TASK OBJECTIVE -
Give the entries again exactly, every one of them.

[START OF EXTRACTED ENTRIES]

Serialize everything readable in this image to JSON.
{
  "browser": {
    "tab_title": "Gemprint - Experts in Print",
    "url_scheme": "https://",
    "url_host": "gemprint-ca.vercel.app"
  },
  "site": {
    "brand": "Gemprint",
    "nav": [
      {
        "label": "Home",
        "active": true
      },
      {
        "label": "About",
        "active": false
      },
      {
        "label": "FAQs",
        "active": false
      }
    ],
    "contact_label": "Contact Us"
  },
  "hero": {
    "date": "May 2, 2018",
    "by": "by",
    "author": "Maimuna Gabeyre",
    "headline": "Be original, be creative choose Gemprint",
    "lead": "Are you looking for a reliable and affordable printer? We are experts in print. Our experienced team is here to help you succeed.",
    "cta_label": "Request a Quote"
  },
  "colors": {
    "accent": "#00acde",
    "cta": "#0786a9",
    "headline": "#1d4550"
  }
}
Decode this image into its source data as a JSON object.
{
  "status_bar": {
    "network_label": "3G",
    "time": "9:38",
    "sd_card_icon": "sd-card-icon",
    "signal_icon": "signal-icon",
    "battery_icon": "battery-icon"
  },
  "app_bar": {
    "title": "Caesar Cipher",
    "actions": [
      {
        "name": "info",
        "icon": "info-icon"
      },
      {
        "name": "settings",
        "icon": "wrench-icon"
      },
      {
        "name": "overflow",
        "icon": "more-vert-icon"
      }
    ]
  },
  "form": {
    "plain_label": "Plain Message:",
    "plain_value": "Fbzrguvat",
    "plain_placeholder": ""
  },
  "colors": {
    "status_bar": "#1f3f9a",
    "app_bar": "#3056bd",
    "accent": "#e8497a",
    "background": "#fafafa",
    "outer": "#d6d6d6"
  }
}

[END OF EXTRACTED ENTRIES]

RESPONSE -
Serialize everything readable in this image to JSON.
{
  "browser": {
    "tab_title": "Gemprint - Experts in Print",
    "url_scheme": "https://",
    "url_host": "gemprint-ca.vercel.app"
  },
  "site": {
    "brand": "Gemprint",
    "nav": [
      {
        "label": "Home",
        "active": true
      },
      {
        "label": "About",
        "active": false
      },
      {
        "label": "FAQs",
        "active": false
      }
    ],
    "contact_label": "Contact Us"
  },
  "hero": {
    "date": "May 2, 2018",
    "by": "by",
    "author": "Maimuna Gabeyre",
    "headline": "Be original, be creative choose Gemprint",
    "lead": "Are you looking for a reliable and affordable printer? We are experts in print. Our experienced team is here to help you succeed.",
    "cta_label": "Request a Quote"
  },
  "colors": {
    "accent": "#00acde",
    "cta": "#0786a9",
    "headline": "#1d4550"
  }
}
Decode this image into its source data as a JSON object.
{
  "status_bar": {
    "network_label": "3G",
    "time": "9:38",
    "sd_card_icon": "sd-card-icon",
    "signal_icon": "signal-icon",
    "battery_icon": "battery-icon"
  },
  "app_bar": {
    "title": "Caesar Cipher",
    "actions": [
      {
        "name": "info",
        "icon": "info-icon"
      },
      {
        "name": "settings",
        "icon": "wrench-icon"
      },
      {
        "name": "overflow",
        "icon": "more-vert-icon"
      }
    ]
  },
  "form": {
    "plain_label": "Plain Message:",
    "plain_value": "Fbzrguvat",
    "plain_placeholder": ""
  },
  "colors": {
    "status_bar": "#1f3f9a",
    "app_bar": "#3056bd",
    "accent": "#e8497a",
    "background": "#fafafa",
    "outer": "#d6d6d6"
  }
}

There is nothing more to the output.